**Material to process:**
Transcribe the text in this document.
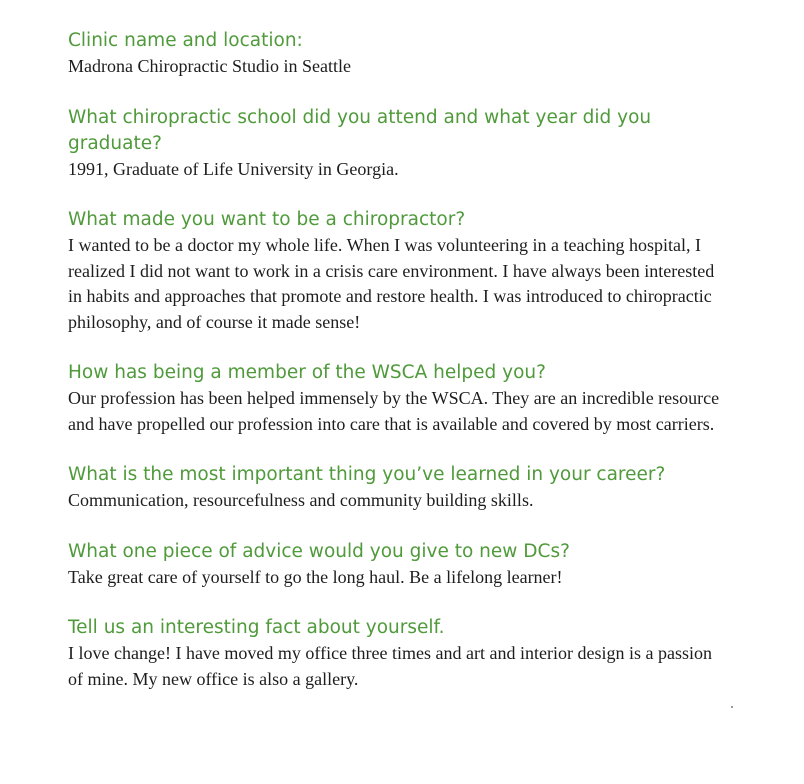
Clinic name and location:

Madrona Chiropractic Studio in Seattle

What chiropractic school did you attend and what year did you graduate?

1991, Graduate of Life University in Georgia.

What made you want to be a chiropractor?

I wanted to be a doctor my whole life. When I was volunteering in a teaching hospital, I realized I did not want to work in a crisis care environment. I have always been interested in habits and approaches that promote and restore health. I was introduced to chiropractic philosophy, and of course it made sense!

How has being a member of the WSCA helped you?

Our profession has been helped immensely by the WSCA. They are an incredible resource and have propelled our profession into care that is available and covered by most carriers.

What is the most important thing you’ve learned in your career?

Communication, resourcefulness and community building skills.

What one piece of advice would you give to new DCs?

Take great care of yourself to go the long haul. Be a lifelong learner!

Tell us an interesting fact about yourself.

I love change! I have moved my office three times and art and interior design is a passion of mine. My new office is also a gallery.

**Problem details:** Gather each line of the listing containing the word "want" and show it.

**The answer:**
What made you want to be a chiropractor?
I wanted to be a doctor my whole life. When I was volunteering in a teaching hospital, I realized I did not want to work in a crisis care environment. I have always been interested in habits and approaches that promote and restore health. I was introduced to chiropractic philosophy, and of course it made sense!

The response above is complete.